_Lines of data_
>>>

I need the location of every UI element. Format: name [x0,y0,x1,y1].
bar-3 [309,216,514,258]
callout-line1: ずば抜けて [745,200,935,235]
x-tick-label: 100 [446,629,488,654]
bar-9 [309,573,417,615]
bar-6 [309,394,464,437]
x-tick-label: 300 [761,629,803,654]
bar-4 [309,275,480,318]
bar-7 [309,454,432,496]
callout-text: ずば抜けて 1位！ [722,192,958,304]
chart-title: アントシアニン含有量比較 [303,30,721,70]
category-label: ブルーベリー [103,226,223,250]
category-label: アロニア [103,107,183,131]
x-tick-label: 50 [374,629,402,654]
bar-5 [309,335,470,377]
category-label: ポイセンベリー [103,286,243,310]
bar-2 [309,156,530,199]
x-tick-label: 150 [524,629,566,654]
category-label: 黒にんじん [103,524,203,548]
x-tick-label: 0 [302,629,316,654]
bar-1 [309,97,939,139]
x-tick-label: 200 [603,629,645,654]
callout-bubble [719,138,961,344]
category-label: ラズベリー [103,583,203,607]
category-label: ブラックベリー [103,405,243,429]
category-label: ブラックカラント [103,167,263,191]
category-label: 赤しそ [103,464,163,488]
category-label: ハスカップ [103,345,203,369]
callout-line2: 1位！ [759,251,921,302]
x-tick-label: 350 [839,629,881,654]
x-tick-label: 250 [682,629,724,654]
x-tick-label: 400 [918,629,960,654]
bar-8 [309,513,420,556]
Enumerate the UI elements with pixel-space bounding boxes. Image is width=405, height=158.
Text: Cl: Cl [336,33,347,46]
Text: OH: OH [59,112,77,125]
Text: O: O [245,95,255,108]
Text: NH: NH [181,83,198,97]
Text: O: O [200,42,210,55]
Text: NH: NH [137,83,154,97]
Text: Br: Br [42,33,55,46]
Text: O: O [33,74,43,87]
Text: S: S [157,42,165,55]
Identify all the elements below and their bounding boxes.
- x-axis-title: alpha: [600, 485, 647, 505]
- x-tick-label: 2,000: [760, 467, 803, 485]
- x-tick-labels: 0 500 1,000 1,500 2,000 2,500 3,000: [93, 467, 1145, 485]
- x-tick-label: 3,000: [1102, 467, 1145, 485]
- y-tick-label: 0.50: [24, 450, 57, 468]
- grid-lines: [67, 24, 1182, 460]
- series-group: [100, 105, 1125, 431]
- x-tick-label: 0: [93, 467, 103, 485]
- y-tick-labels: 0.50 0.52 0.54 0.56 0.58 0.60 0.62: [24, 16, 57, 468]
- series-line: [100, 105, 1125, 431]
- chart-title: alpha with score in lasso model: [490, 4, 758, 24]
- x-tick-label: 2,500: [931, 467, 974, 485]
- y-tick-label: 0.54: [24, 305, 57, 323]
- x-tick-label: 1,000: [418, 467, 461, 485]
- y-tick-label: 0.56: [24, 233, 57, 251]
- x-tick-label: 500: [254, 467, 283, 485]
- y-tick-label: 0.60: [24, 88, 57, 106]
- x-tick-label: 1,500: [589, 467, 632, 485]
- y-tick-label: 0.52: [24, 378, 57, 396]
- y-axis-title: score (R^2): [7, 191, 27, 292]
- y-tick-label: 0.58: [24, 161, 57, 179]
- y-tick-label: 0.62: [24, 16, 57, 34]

<<<

Edit all the lines of data so that each "category-label" becomes "row-label", and leave every other character unchanged.

_CORRECT ANSWER_
I need the location of every UI element. Format: name [x0,y0,x1,y1].
bar-3 [309,216,514,258]
callout-line1: ずば抜けて [745,200,935,235]
x-tick-label: 100 [446,629,488,654]
bar-9 [309,573,417,615]
bar-6 [309,394,464,437]
x-tick-label: 300 [761,629,803,654]
bar-4 [309,275,480,318]
bar-7 [309,454,432,496]
callout-text: ずば抜けて 1位！ [722,192,958,304]
chart-title: アントシアニン含有量比較 [303,30,721,70]
row-label: ブルーベリー [103,226,223,250]
row-label: アロニア [103,107,183,131]
x-tick-label: 50 [374,629,402,654]
bar-5 [309,335,470,377]
row-label: ポイセンベリー [103,286,243,310]
bar-2 [309,156,530,199]
x-tick-label: 150 [524,629,566,654]
row-label: 黒にんじん [103,524,203,548]
x-tick-label: 0 [302,629,316,654]
bar-1 [309,97,939,139]
x-tick-label: 200 [603,629,645,654]
callout-bubble [719,138,961,344]
row-label: ラズベリー [103,583,203,607]
row-label: ブラックベリー [103,405,243,429]
row-label: ブラックカラント [103,167,263,191]
row-label: 赤しそ [103,464,163,488]
row-label: ハスカップ [103,345,203,369]
callout-line2: 1位！ [759,251,921,302]
x-tick-label: 350 [839,629,881,654]
x-tick-label: 250 [682,629,724,654]
x-tick-label: 400 [918,629,960,654]
bar-8 [309,513,420,556]
Enumerate the UI elements with pixel-space bounding boxes. Image is width=405, height=158.
Text: Cl: Cl [336,33,347,46]
Text: OH: OH [59,112,77,125]
Text: O: O [245,95,255,108]
Text: NH: NH [181,83,198,97]
Text: O: O [200,42,210,55]
Text: NH: NH [137,83,154,97]
Text: Br: Br [42,33,55,46]
Text: O: O [33,74,43,87]
Text: S: S [157,42,165,55]
Identify all the elements below and their bounding boxes.
- x-axis-title: alpha: [600, 485, 647, 505]
- x-tick-label: 2,000: [760, 467, 803, 485]
- x-tick-labels: 0 500 1,000 1,500 2,000 2,500 3,000: [93, 467, 1145, 485]
- x-tick-label: 3,000: [1102, 467, 1145, 485]
- y-tick-label: 0.50: [24, 450, 57, 468]
- grid-lines: [67, 24, 1182, 460]
- series-group: [100, 105, 1125, 431]
- x-tick-label: 0: [93, 467, 103, 485]
- y-tick-labels: 0.50 0.52 0.54 0.56 0.58 0.60 0.62: [24, 16, 57, 468]
- series-line: [100, 105, 1125, 431]
- chart-title: alpha with score in lasso model: [490, 4, 758, 24]
- x-tick-label: 2,500: [931, 467, 974, 485]
- y-tick-label: 0.54: [24, 305, 57, 323]
- x-tick-label: 1,000: [418, 467, 461, 485]
- y-tick-label: 0.56: [24, 233, 57, 251]
- x-tick-label: 500: [254, 467, 283, 485]
- y-tick-label: 0.60: [24, 88, 57, 106]
- x-tick-label: 1,500: [589, 467, 632, 485]
- y-tick-label: 0.52: [24, 378, 57, 396]
- y-axis-title: score (R^2): [7, 191, 27, 292]
- y-tick-label: 0.58: [24, 161, 57, 179]
- y-tick-label: 0.62: [24, 16, 57, 34]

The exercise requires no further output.